RECORDS FOR THE EXERCISE
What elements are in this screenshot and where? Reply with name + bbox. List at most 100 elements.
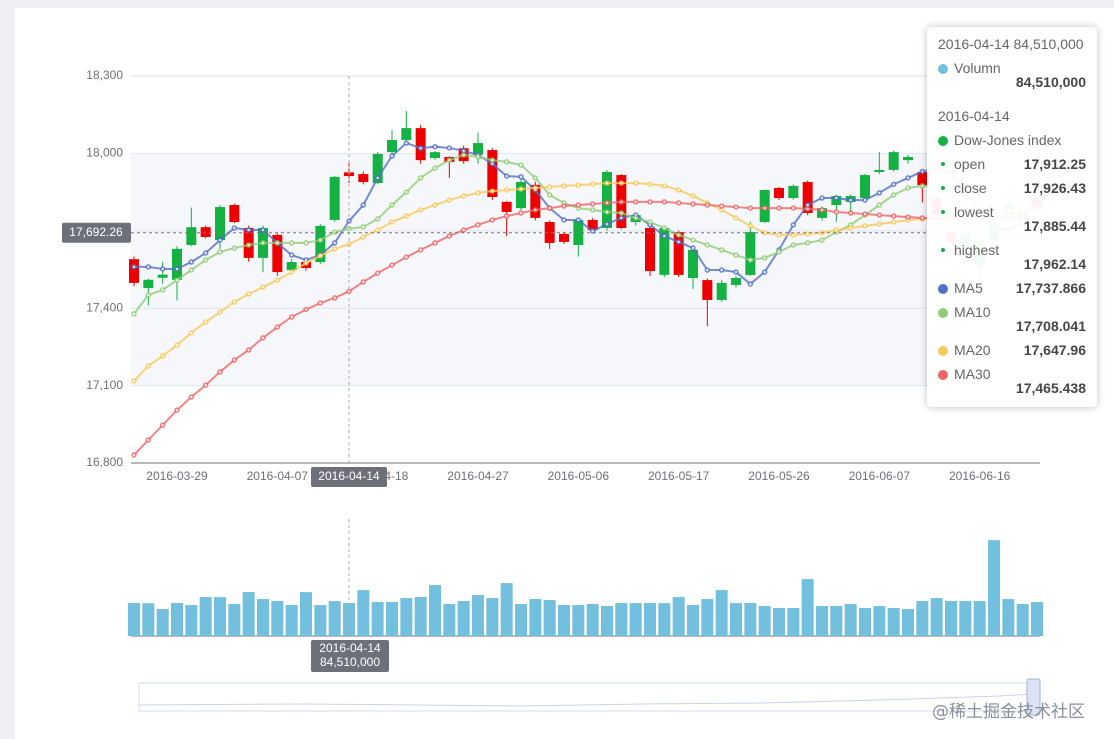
ma-point — [145, 264, 152, 270]
ma-point — [804, 206, 811, 212]
candle-body — [731, 278, 741, 285]
split-area — [131, 308, 1040, 386]
ma-point — [245, 291, 252, 297]
ma-point — [632, 199, 639, 205]
ma-point — [747, 281, 754, 287]
ma-point — [432, 165, 438, 171]
ma-point — [919, 183, 926, 189]
data-zoom[interactable] — [138, 682, 1041, 712]
ma-point — [761, 255, 768, 261]
ma-point — [417, 145, 424, 151]
ma-point — [217, 309, 223, 315]
tooltip-series: MA20 — [954, 342, 991, 358]
volume-bar — [586, 604, 599, 636]
volume-bar — [486, 598, 499, 636]
ma-point — [446, 145, 453, 151]
candle-body — [745, 232, 756, 275]
ma-point — [217, 237, 223, 243]
volume-bar — [472, 595, 484, 636]
volume-bar — [758, 606, 771, 636]
ma-point — [733, 252, 739, 258]
ma-point — [432, 240, 438, 246]
ma-point — [561, 203, 567, 209]
volume-bar — [816, 606, 828, 636]
volume-bar — [730, 603, 742, 636]
ma-point — [317, 253, 324, 259]
candle-body — [387, 139, 397, 153]
pointer-label: 84,510,000 — [320, 655, 380, 669]
candle-body — [215, 207, 225, 241]
volume-bar — [400, 598, 413, 636]
tooltip-series: MA5 — [954, 280, 983, 296]
ma-point — [518, 210, 524, 216]
volume-bar — [214, 597, 226, 636]
ma-point — [217, 369, 223, 375]
ma-point — [260, 227, 266, 233]
volume-bar — [371, 602, 384, 636]
volume-bar — [988, 540, 1000, 636]
ma-point — [661, 183, 668, 189]
ma-point — [690, 201, 696, 207]
ma-line — [133, 182, 1038, 382]
candle-body — [473, 143, 483, 155]
ma-line — [133, 153, 1038, 315]
ma-point — [245, 242, 252, 248]
ma-point — [604, 180, 610, 186]
ma-point — [847, 197, 854, 203]
ma-point — [174, 266, 180, 272]
y-tick-label: 18,300 — [86, 68, 123, 82]
volume-bar — [558, 605, 570, 636]
volume-bar — [328, 601, 341, 636]
split-area — [131, 153, 1040, 231]
tooltip-series: Volumn — [954, 60, 1001, 76]
ma-point — [776, 249, 782, 255]
ma-point — [446, 233, 453, 239]
tooltip-series: Dow-Jones index — [954, 132, 1062, 148]
volume-bar — [715, 590, 728, 636]
ma-point — [690, 245, 696, 251]
tooltip-value: 17,465.438 — [1015, 380, 1086, 396]
tooltip-marker — [938, 64, 948, 74]
ma-point — [174, 407, 180, 413]
candle-body — [229, 205, 240, 223]
ma-point — [489, 157, 496, 163]
ma-point — [518, 186, 524, 192]
ma-point — [374, 227, 381, 233]
ma-point — [804, 240, 811, 246]
ma-point — [231, 245, 238, 251]
ma-point — [231, 299, 238, 305]
ma-point — [876, 202, 883, 208]
ma-point — [919, 168, 926, 175]
ma-point — [604, 221, 610, 227]
candle-body — [903, 157, 913, 161]
ma-point — [733, 269, 739, 275]
volume-bar — [1002, 599, 1015, 636]
tooltip-value: 17,926.43 — [1023, 180, 1086, 196]
candle-body — [516, 182, 526, 209]
ma-point — [159, 353, 166, 359]
ma-point — [432, 143, 438, 150]
ma-point — [618, 180, 625, 186]
data-zoom-handle[interactable] — [1026, 678, 1041, 716]
tooltip-marker — [938, 284, 948, 294]
ma-point — [776, 232, 782, 238]
ma-point — [532, 185, 539, 191]
ma-point — [159, 287, 166, 293]
ma-point — [131, 452, 137, 458]
ma-point — [403, 140, 410, 146]
ma-point — [876, 221, 883, 227]
ma-point — [403, 213, 410, 219]
volume-bar — [773, 608, 785, 636]
ma-point — [546, 192, 553, 198]
ma-point — [747, 257, 754, 263]
volume-bar — [199, 597, 212, 636]
candle-body — [587, 219, 598, 231]
volume-bar — [529, 599, 542, 636]
volume-bar — [414, 597, 427, 636]
volume-bar — [801, 579, 814, 636]
ma-point — [704, 267, 711, 273]
ma-point — [303, 306, 309, 313]
volume-bar — [672, 597, 685, 636]
candle-body — [702, 280, 713, 300]
volume-bar — [945, 601, 957, 636]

SHORT TASK
Copy the listing above line for line, exactly as it appears, and leave out the picture.

SOLUTION
What elements are in this screenshot and where? Reply with name + bbox. List at most 100 elements.
ma-point — [145, 264, 152, 270]
ma-point — [804, 206, 811, 212]
candle-body — [731, 278, 741, 285]
split-area — [131, 308, 1040, 386]
ma-point — [245, 291, 252, 297]
ma-point — [632, 199, 639, 205]
ma-point — [747, 281, 754, 287]
ma-point — [432, 165, 438, 171]
ma-point — [919, 183, 926, 189]
data-zoom[interactable] — [138, 682, 1041, 712]
ma-point — [761, 255, 768, 261]
ma-point — [417, 145, 424, 151]
ma-point — [217, 309, 223, 315]
tooltip-series: MA20 — [954, 342, 991, 358]
volume-bar — [586, 604, 599, 636]
volume-bar — [486, 598, 499, 636]
ma-point — [446, 145, 453, 151]
candle-body — [745, 232, 756, 275]
ma-point — [217, 237, 223, 243]
volume-bar — [472, 595, 484, 636]
volume-bar — [758, 606, 771, 636]
ma-point — [733, 252, 739, 258]
ma-point — [432, 240, 438, 246]
ma-point — [561, 203, 567, 209]
volume-bar — [816, 606, 828, 636]
volume-bar — [730, 603, 742, 636]
ma-point — [317, 253, 324, 259]
candle-body — [387, 139, 397, 153]
pointer-label: 84,510,000 — [320, 655, 380, 669]
candle-body — [215, 207, 225, 241]
volume-bar — [400, 598, 413, 636]
tooltip-series: MA5 — [954, 280, 983, 296]
ma-point — [518, 210, 524, 216]
volume-bar — [214, 597, 226, 636]
ma-point — [217, 369, 223, 375]
ma-point — [260, 227, 266, 233]
volume-bar — [371, 602, 384, 636]
volume-bar — [988, 540, 1000, 636]
ma-point — [661, 183, 668, 189]
ma-point — [690, 201, 696, 207]
ma-line — [133, 182, 1038, 382]
candle-body — [473, 143, 483, 155]
ma-line — [133, 153, 1038, 315]
ma-point — [245, 242, 252, 248]
ma-point — [604, 180, 610, 186]
ma-point — [847, 197, 854, 203]
ma-point — [174, 266, 180, 272]
y-tick-label: 18,300 — [86, 68, 123, 82]
volume-bar — [558, 605, 570, 636]
volume-bar — [328, 601, 341, 636]
split-area — [131, 153, 1040, 231]
tooltip-series: Volumn — [954, 60, 1001, 76]
ma-point — [776, 249, 782, 255]
ma-point — [446, 233, 453, 239]
tooltip-series: Dow-Jones index — [954, 132, 1062, 148]
volume-bar — [715, 590, 728, 636]
ma-point — [690, 245, 696, 251]
tooltip-value: 17,465.438 — [1015, 380, 1086, 396]
tooltip-marker — [938, 64, 948, 74]
ma-point — [174, 407, 180, 413]
candle-body — [229, 205, 240, 223]
ma-point — [489, 157, 496, 163]
ma-point — [518, 186, 524, 192]
ma-point — [374, 227, 381, 233]
ma-point — [804, 240, 811, 246]
ma-point — [231, 245, 238, 251]
ma-point — [231, 299, 238, 305]
ma-point — [876, 202, 883, 208]
ma-point — [919, 168, 926, 175]
ma-point — [604, 221, 610, 227]
candle-body — [903, 157, 913, 161]
ma-point — [733, 269, 739, 275]
volume-bar — [1002, 599, 1015, 636]
tooltip-value: 17,926.43 — [1023, 180, 1086, 196]
candle-body — [516, 182, 526, 209]
ma-point — [159, 353, 166, 359]
ma-point — [432, 143, 438, 150]
ma-point — [618, 180, 625, 186]
data-zoom-handle[interactable] — [1026, 678, 1041, 716]
tooltip-marker — [938, 284, 948, 294]
ma-point — [776, 232, 782, 238]
ma-point — [532, 185, 539, 191]
ma-point — [159, 287, 166, 293]
ma-point — [131, 452, 137, 458]
ma-point — [403, 140, 410, 146]
ma-point — [876, 221, 883, 227]
ma-point — [403, 213, 410, 219]
volume-bar — [773, 608, 785, 636]
ma-point — [546, 192, 553, 198]
ma-point — [747, 257, 754, 263]
volume-bar — [199, 597, 212, 636]
candle-body — [587, 219, 598, 231]
volume-bar — [529, 599, 542, 636]
volume-bar — [414, 597, 427, 636]
volume-bar — [801, 579, 814, 636]
ma-point — [704, 267, 711, 273]
ma-point — [303, 306, 309, 313]
volume-bar — [672, 597, 685, 636]
candle-body — [702, 280, 713, 300]
volume-bar — [945, 601, 957, 636]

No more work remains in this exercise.